*MATERIAL PROVIDED:*
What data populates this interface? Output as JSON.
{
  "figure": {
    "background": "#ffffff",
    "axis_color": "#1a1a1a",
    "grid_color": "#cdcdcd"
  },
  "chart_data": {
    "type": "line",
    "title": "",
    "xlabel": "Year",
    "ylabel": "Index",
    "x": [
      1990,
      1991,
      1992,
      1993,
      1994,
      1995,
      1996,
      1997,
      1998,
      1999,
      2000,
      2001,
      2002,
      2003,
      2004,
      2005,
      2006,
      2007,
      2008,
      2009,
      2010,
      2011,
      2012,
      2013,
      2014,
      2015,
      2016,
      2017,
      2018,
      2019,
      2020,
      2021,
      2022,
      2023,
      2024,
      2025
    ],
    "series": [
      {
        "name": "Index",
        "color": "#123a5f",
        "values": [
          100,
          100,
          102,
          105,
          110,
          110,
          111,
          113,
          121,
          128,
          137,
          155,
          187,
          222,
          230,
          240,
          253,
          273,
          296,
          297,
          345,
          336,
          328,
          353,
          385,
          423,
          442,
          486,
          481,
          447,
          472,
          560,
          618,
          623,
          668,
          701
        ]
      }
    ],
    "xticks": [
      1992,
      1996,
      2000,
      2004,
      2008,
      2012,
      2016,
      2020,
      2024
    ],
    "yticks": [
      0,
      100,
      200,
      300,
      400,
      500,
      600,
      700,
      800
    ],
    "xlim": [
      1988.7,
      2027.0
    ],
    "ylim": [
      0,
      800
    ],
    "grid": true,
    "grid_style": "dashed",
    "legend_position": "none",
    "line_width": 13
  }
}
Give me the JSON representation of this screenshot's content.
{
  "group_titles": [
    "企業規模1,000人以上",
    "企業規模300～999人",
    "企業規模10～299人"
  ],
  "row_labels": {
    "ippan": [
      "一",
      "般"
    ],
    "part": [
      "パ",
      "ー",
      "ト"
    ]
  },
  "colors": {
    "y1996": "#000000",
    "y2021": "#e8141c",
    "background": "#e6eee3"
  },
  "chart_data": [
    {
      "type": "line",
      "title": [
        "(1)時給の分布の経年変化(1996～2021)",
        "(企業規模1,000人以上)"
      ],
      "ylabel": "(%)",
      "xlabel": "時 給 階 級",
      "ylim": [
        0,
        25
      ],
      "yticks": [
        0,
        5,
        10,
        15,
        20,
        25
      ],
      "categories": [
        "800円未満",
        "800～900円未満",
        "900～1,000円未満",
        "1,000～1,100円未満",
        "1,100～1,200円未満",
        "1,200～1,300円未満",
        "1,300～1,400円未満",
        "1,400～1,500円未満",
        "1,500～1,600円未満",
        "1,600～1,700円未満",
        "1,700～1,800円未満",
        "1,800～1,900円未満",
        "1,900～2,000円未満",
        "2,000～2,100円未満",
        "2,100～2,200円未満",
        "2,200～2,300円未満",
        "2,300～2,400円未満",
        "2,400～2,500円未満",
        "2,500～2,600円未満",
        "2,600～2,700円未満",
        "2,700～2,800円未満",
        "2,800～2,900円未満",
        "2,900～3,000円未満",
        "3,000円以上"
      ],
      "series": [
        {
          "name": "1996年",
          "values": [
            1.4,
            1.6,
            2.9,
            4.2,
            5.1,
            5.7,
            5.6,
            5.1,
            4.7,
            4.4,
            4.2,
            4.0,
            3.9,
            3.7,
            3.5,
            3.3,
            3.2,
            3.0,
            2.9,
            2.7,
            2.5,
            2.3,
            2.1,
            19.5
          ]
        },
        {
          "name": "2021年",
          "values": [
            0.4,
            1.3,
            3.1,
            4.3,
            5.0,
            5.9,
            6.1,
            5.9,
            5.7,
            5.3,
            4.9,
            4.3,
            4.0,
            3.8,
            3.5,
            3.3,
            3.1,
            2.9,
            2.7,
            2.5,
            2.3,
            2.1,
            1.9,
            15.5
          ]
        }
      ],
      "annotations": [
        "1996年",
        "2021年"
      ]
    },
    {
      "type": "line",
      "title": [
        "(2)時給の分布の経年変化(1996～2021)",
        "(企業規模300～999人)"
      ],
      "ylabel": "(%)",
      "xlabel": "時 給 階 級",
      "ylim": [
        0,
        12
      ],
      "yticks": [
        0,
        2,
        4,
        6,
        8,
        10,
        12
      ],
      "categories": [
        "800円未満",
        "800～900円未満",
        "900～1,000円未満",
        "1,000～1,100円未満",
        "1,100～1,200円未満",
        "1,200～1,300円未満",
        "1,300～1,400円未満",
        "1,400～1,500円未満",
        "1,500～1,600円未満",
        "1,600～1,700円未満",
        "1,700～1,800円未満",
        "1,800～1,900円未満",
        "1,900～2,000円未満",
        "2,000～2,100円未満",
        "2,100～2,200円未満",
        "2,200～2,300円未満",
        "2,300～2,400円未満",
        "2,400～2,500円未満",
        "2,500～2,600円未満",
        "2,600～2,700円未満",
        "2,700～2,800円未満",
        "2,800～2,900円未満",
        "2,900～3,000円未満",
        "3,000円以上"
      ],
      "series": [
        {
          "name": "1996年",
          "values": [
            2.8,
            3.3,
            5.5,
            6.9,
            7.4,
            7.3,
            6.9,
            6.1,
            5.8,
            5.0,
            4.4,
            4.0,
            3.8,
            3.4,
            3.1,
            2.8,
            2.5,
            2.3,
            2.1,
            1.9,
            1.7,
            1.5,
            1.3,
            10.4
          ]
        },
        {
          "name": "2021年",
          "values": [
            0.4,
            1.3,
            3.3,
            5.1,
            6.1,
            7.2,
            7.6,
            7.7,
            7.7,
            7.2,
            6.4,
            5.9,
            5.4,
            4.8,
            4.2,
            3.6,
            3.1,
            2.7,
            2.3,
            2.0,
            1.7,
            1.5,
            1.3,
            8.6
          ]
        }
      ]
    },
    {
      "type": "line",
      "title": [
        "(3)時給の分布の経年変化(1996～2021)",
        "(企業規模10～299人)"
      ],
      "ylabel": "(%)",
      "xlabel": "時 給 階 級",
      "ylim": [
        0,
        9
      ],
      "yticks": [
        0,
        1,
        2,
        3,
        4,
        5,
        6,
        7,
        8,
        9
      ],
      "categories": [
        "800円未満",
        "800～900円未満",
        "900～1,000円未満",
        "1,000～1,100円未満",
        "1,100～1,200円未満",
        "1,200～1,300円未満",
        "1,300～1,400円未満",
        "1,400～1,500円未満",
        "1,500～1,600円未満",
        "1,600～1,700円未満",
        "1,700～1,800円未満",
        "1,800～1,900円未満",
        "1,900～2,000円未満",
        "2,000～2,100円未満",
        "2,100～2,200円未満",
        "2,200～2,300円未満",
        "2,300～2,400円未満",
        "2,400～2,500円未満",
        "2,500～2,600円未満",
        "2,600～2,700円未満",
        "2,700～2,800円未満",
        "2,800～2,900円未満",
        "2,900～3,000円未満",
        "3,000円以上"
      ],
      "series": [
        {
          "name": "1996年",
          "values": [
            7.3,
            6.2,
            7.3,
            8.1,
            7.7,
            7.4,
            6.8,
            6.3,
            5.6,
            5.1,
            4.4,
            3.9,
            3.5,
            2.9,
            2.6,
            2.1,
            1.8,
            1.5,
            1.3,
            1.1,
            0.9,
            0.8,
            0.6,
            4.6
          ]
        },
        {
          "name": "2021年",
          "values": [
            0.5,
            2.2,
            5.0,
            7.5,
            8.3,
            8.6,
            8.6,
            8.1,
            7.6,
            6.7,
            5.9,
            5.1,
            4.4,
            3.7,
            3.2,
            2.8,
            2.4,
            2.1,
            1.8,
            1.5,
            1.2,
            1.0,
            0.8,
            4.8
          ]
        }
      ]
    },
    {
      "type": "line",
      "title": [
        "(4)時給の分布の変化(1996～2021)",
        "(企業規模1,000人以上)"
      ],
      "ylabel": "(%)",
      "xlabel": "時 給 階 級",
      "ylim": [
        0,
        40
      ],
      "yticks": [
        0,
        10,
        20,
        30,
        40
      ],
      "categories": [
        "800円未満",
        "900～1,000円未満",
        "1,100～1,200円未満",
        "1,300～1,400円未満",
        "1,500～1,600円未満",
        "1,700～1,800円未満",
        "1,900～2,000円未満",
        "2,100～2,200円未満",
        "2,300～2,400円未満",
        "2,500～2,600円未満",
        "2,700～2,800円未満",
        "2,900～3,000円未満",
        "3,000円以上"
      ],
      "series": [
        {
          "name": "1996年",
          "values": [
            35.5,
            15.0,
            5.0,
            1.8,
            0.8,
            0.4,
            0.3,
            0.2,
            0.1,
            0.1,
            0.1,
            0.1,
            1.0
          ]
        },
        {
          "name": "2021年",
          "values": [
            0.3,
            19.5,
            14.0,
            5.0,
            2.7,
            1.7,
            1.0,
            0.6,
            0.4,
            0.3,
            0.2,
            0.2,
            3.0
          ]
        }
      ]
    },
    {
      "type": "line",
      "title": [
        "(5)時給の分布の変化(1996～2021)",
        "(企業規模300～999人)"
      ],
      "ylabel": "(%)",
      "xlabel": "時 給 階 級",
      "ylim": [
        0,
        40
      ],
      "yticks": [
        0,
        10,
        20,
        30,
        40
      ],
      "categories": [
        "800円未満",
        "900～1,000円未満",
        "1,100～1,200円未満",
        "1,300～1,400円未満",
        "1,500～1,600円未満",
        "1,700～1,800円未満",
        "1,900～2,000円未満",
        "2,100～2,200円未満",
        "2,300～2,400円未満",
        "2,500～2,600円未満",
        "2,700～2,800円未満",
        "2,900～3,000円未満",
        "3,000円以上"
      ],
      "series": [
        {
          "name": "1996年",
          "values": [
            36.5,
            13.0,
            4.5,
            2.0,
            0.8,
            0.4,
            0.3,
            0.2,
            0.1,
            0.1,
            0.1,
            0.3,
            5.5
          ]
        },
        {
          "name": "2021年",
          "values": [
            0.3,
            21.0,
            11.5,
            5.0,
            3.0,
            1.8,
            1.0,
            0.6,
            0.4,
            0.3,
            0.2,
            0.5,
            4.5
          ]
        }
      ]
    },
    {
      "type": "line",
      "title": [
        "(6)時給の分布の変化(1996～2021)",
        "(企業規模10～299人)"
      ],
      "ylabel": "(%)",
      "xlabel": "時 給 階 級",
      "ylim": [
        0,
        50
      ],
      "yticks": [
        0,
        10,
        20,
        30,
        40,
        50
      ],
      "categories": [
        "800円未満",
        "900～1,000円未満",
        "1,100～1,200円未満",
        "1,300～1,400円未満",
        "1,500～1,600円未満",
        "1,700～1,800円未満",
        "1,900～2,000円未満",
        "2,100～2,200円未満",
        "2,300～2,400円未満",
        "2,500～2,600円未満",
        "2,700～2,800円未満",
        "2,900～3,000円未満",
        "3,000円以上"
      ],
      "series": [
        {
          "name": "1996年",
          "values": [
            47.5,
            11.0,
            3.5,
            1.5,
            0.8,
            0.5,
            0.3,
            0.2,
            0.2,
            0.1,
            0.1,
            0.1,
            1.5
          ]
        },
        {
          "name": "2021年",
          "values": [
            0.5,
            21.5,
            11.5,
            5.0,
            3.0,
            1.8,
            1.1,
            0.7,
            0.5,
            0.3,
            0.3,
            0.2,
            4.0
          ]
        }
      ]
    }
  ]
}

*PROMPT:* Gather, from the listing above, every line carrying the word "background".

*RESULT OF THIS EXERCISE:*
    "background": "#ffffff",
    "background": "#e6eee3"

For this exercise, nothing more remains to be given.